** Start of Entries shown **

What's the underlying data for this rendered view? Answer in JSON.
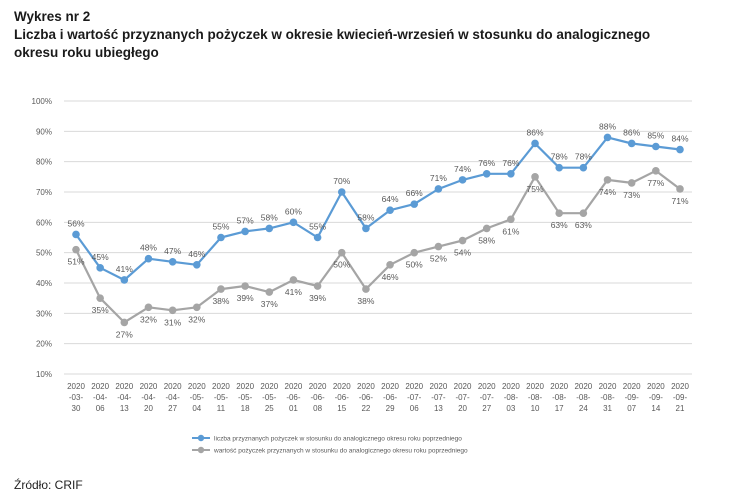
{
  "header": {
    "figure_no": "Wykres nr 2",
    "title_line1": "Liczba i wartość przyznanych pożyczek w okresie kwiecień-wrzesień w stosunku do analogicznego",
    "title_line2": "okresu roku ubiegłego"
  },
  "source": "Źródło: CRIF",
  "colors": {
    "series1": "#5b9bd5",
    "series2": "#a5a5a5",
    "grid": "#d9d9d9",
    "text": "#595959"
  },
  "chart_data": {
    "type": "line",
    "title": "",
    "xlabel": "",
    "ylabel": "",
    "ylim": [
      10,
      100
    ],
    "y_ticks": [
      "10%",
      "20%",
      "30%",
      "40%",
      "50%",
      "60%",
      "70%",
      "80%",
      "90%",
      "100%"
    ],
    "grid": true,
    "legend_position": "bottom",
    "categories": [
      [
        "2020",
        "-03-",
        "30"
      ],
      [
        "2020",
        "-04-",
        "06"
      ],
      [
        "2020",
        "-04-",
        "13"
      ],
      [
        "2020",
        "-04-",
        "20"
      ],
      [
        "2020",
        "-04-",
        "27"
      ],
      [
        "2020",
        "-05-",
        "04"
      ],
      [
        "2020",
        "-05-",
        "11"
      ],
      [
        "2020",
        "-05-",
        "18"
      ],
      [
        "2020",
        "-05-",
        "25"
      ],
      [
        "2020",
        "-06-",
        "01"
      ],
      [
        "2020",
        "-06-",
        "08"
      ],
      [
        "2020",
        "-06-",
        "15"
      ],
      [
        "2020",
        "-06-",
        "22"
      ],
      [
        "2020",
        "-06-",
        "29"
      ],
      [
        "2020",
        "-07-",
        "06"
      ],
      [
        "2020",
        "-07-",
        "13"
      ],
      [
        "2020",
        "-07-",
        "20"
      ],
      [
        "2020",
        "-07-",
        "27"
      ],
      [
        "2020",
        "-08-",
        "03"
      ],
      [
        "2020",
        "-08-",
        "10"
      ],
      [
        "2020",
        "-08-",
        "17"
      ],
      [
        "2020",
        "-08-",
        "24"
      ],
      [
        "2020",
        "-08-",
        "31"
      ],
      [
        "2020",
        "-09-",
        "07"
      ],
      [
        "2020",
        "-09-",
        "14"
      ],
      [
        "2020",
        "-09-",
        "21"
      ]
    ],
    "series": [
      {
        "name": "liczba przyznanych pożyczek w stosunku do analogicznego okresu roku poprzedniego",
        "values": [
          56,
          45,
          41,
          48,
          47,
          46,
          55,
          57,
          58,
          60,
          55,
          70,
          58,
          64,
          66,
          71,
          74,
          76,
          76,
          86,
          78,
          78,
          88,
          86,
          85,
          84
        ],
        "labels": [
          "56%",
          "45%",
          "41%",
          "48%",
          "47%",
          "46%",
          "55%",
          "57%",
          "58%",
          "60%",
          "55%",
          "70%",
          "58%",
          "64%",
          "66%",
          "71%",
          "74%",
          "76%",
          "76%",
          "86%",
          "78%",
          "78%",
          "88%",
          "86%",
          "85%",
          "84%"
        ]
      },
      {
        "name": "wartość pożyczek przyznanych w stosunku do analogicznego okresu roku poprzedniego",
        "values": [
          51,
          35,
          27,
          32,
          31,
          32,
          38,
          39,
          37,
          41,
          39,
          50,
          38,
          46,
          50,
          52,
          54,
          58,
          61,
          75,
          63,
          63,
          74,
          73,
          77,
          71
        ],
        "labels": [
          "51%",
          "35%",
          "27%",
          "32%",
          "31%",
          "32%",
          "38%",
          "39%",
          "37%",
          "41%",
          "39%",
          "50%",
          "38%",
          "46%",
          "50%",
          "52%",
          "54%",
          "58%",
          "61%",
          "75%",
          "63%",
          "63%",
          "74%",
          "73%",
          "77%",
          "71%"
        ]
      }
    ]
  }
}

** End of Entries shown **
** Start of Entries shown **

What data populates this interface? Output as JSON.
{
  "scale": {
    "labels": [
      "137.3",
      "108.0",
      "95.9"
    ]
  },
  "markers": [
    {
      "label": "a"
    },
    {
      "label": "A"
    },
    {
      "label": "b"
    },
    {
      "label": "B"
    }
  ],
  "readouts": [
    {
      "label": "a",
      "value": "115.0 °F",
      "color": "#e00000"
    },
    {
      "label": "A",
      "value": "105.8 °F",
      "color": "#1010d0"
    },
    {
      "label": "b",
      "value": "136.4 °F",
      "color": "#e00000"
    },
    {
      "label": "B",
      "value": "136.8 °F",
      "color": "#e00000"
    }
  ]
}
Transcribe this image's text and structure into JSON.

** End of Entries shown **

#### [Aim]
Extract exactly the run of lines beginning at the line with "What data populates" and ending at the line with "Transcribe this image's", including both ends and nothing beyond them.

#### [Final result]
What data populates this interface? Output as JSON.
{
  "scale": {
    "labels": [
      "137.3",
      "108.0",
      "95.9"
    ]
  },
  "markers": [
    {
      "label": "a"
    },
    {
      "label": "A"
    },
    {
      "label": "b"
    },
    {
      "label": "B"
    }
  ],
  "readouts": [
    {
      "label": "a",
      "value": "115.0 °F",
      "color": "#e00000"
    },
    {
      "label": "A",
      "value": "105.8 °F",
      "color": "#1010d0"
    },
    {
      "label": "b",
      "value": "136.4 °F",
      "color": "#e00000"
    },
    {
      "label": "B",
      "value": "136.8 °F",
      "color": "#e00000"
    }
  ]
}
Transcribe this image's text and structure into JSON.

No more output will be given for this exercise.